** start of MATERIALS PROVIDED **

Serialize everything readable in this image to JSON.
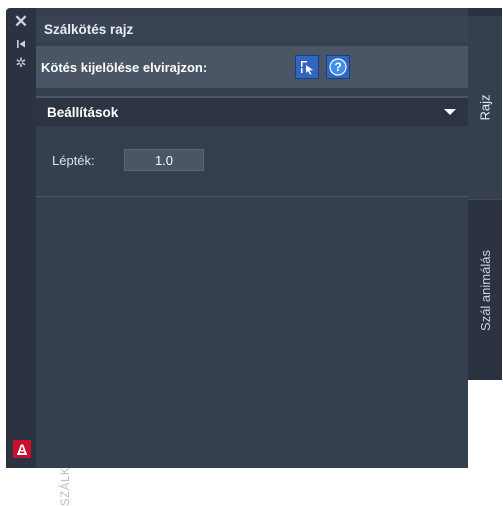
{
  "sidebar": {
    "close_icon": "close-icon",
    "pin_icon": "pin-icon",
    "settings_icon": "gear-icon",
    "title": "SZÁLKÖTÉS",
    "logo_letter": "A",
    "logo_color": "#c8102e"
  },
  "panel": {
    "title": "Szálkötés rajz",
    "select_label": "Kötés kijelölése elvirajzon:",
    "select_button_icon": "select-object-icon",
    "help_button_icon": "help-icon"
  },
  "settings": {
    "header": "Beállítások",
    "scale_label": "Lépték:",
    "scale_value": "1.0"
  },
  "tabs": [
    {
      "label": "Rajz",
      "active": true
    },
    {
      "label": "Szál animálás",
      "active": false
    }
  ],
  "colors": {
    "accent": "#2f66c0",
    "panel_bg": "#353f4f",
    "sidebar_bg": "#2b3341"
  }
}
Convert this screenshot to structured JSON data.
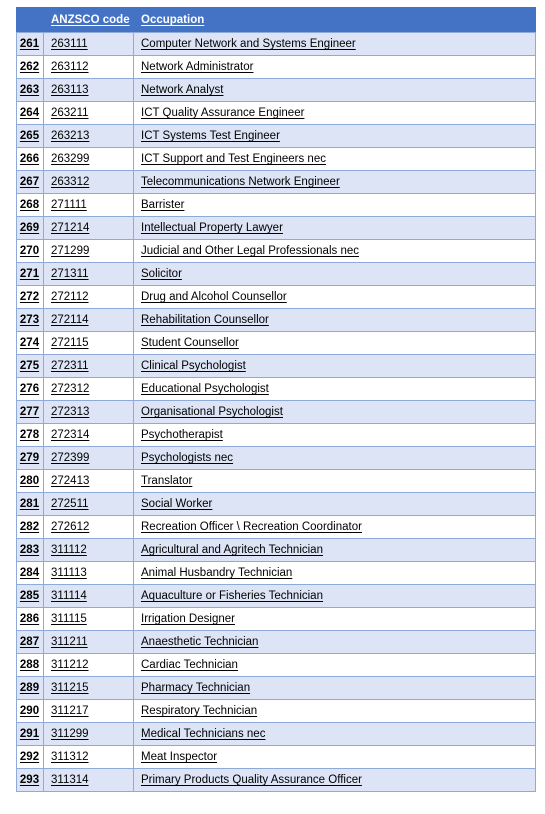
{
  "table": {
    "name": "anzsco-occupation-list",
    "colors": {
      "header_background": "#4472C4",
      "header_text": "#FFFFFF",
      "border": "#8EAADB",
      "row_shaded": "#DCE4F5",
      "row_plain": "#FFFFFF",
      "body_text": "#000000"
    },
    "columns": [
      {
        "key": "num",
        "label": ""
      },
      {
        "key": "anzsco_code",
        "label": "ANZSCO code"
      },
      {
        "key": "occupation",
        "label": "Occupation"
      }
    ],
    "rows": [
      {
        "num": "261",
        "code": "263111",
        "occupation": "Computer Network and Systems Engineer"
      },
      {
        "num": "262",
        "code": "263112",
        "occupation": "Network Administrator"
      },
      {
        "num": "263",
        "code": "263113",
        "occupation": "Network Analyst"
      },
      {
        "num": "264",
        "code": "263211",
        "occupation": "ICT Quality Assurance Engineer"
      },
      {
        "num": "265",
        "code": "263213",
        "occupation": "ICT Systems Test Engineer"
      },
      {
        "num": "266",
        "code": "263299",
        "occupation": "ICT Support and Test Engineers nec"
      },
      {
        "num": "267",
        "code": "263312",
        "occupation": "Telecommunications Network Engineer"
      },
      {
        "num": "268",
        "code": "271111",
        "occupation": "Barrister"
      },
      {
        "num": "269",
        "code": "271214",
        "occupation": "Intellectual Property Lawyer"
      },
      {
        "num": "270",
        "code": "271299",
        "occupation": "Judicial and Other Legal Professionals nec"
      },
      {
        "num": "271",
        "code": "271311",
        "occupation": "Solicitor"
      },
      {
        "num": "272",
        "code": "272112",
        "occupation": "Drug and Alcohol Counsellor"
      },
      {
        "num": "273",
        "code": "272114",
        "occupation": "Rehabilitation Counsellor"
      },
      {
        "num": "274",
        "code": "272115",
        "occupation": "Student Counsellor"
      },
      {
        "num": "275",
        "code": "272311",
        "occupation": "Clinical Psychologist"
      },
      {
        "num": "276",
        "code": "272312",
        "occupation": "Educational Psychologist"
      },
      {
        "num": "277",
        "code": "272313",
        "occupation": "Organisational Psychologist"
      },
      {
        "num": "278",
        "code": "272314",
        "occupation": "Psychotherapist"
      },
      {
        "num": "279",
        "code": "272399",
        "occupation": "Psychologists nec"
      },
      {
        "num": "280",
        "code": "272413",
        "occupation": "Translator"
      },
      {
        "num": "281",
        "code": "272511",
        "occupation": "Social Worker"
      },
      {
        "num": "282",
        "code": "272612",
        "occupation": "Recreation Officer \\ Recreation Coordinator"
      },
      {
        "num": "283",
        "code": "311112",
        "occupation": "Agricultural and Agritech Technician"
      },
      {
        "num": "284",
        "code": "311113",
        "occupation": "Animal Husbandry Technician"
      },
      {
        "num": "285",
        "code": "311114",
        "occupation": "Aquaculture or Fisheries Technician"
      },
      {
        "num": "286",
        "code": "311115",
        "occupation": "Irrigation Designer"
      },
      {
        "num": "287",
        "code": "311211",
        "occupation": "Anaesthetic Technician"
      },
      {
        "num": "288",
        "code": "311212",
        "occupation": "Cardiac Technician"
      },
      {
        "num": "289",
        "code": "311215",
        "occupation": "Pharmacy Technician"
      },
      {
        "num": "290",
        "code": "311217",
        "occupation": "Respiratory Technician"
      },
      {
        "num": "291",
        "code": "311299",
        "occupation": "Medical Technicians nec"
      },
      {
        "num": "292",
        "code": "311312",
        "occupation": "Meat Inspector"
      },
      {
        "num": "293",
        "code": "311314",
        "occupation": "Primary Products Quality Assurance Officer"
      }
    ]
  }
}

** end of MATERIALS PROVIDED **

▶ WHAT TO PRODUCE:
Reproduce the listing above exactly, excluding all pictures.

▶ RESPONSE BELOW:
Serialize everything readable in this image to JSON.
{
  "sidebar": {
    "close_icon": "close-icon",
    "pin_icon": "pin-icon",
    "settings_icon": "gear-icon",
    "title": "SZÁLKÖTÉS",
    "logo_letter": "A",
    "logo_color": "#c8102e"
  },
  "panel": {
    "title": "Szálkötés rajz",
    "select_label": "Kötés kijelölése elvirajzon:",
    "select_button_icon": "select-object-icon",
    "help_button_icon": "help-icon"
  },
  "settings": {
    "header": "Beállítások",
    "scale_label": "Lépték:",
    "scale_value": "1.0"
  },
  "tabs": [
    {
      "label": "Rajz",
      "active": true
    },
    {
      "label": "Szál animálás",
      "active": false
    }
  ],
  "colors": {
    "accent": "#2f66c0",
    "panel_bg": "#353f4f",
    "sidebar_bg": "#2b3341"
  }
}
Convert this screenshot to structured JSON data.
{
  "table": {
    "name": "anzsco-occupation-list",
    "colors": {
      "header_background": "#4472C4",
      "header_text": "#FFFFFF",
      "border": "#8EAADB",
      "row_shaded": "#DCE4F5",
      "row_plain": "#FFFFFF",
      "body_text": "#000000"
    },
    "columns": [
      {
        "key": "num",
        "label": ""
      },
      {
        "key": "anzsco_code",
        "label": "ANZSCO code"
      },
      {
        "key": "occupation",
        "label": "Occupation"
      }
    ],
    "rows": [
      {
        "num": "261",
        "code": "263111",
        "occupation": "Computer Network and Systems Engineer"
      },
      {
        "num": "262",
        "code": "263112",
        "occupation": "Network Administrator"
      },
      {
        "num": "263",
        "code": "263113",
        "occupation": "Network Analyst"
      },
      {
        "num": "264",
        "code": "263211",
        "occupation": "ICT Quality Assurance Engineer"
      },
      {
        "num": "265",
        "code": "263213",
        "occupation": "ICT Systems Test Engineer"
      },
      {
        "num": "266",
        "code": "263299",
        "occupation": "ICT Support and Test Engineers nec"
      },
      {
        "num": "267",
        "code": "263312",
        "occupation": "Telecommunications Network Engineer"
      },
      {
        "num": "268",
        "code": "271111",
        "occupation": "Barrister"
      },
      {
        "num": "269",
        "code": "271214",
        "occupation": "Intellectual Property Lawyer"
      },
      {
        "num": "270",
        "code": "271299",
        "occupation": "Judicial and Other Legal Professionals nec"
      },
      {
        "num": "271",
        "code": "271311",
        "occupation": "Solicitor"
      },
      {
        "num": "272",
        "code": "272112",
        "occupation": "Drug and Alcohol Counsellor"
      },
      {
        "num": "273",
        "code": "272114",
        "occupation": "Rehabilitation Counsellor"
      },
      {
        "num": "274",
        "code": "272115",
        "occupation": "Student Counsellor"
      },
      {
        "num": "275",
        "code": "272311",
        "occupation": "Clinical Psychologist"
      },
      {
        "num": "276",
        "code": "272312",
        "occupation": "Educational Psychologist"
      },
      {
        "num": "277",
        "code": "272313",
        "occupation": "Organisational Psychologist"
      },
      {
        "num": "278",
        "code": "272314",
        "occupation": "Psychotherapist"
      },
      {
        "num": "279",
        "code": "272399",
        "occupation": "Psychologists nec"
      },
      {
        "num": "280",
        "code": "272413",
        "occupation": "Translator"
      },
      {
        "num": "281",
        "code": "272511",
        "occupation": "Social Worker"
      },
      {
        "num": "282",
        "code": "272612",
        "occupation": "Recreation Officer \\ Recreation Coordinator"
      },
      {
        "num": "283",
        "code": "311112",
        "occupation": "Agricultural and Agritech Technician"
      },
      {
        "num": "284",
        "code": "311113",
        "occupation": "Animal Husbandry Technician"
      },
      {
        "num": "285",
        "code": "311114",
        "occupation": "Aquaculture or Fisheries Technician"
      },
      {
        "num": "286",
        "code": "311115",
        "occupation": "Irrigation Designer"
      },
      {
        "num": "287",
        "code": "311211",
        "occupation": "Anaesthetic Technician"
      },
      {
        "num": "288",
        "code": "311212",
        "occupation": "Cardiac Technician"
      },
      {
        "num": "289",
        "code": "311215",
        "occupation": "Pharmacy Technician"
      },
      {
        "num": "290",
        "code": "311217",
        "occupation": "Respiratory Technician"
      },
      {
        "num": "291",
        "code": "311299",
        "occupation": "Medical Technicians nec"
      },
      {
        "num": "292",
        "code": "311312",
        "occupation": "Meat Inspector"
      },
      {
        "num": "293",
        "code": "311314",
        "occupation": "Primary Products Quality Assurance Officer"
      }
    ]
  }
}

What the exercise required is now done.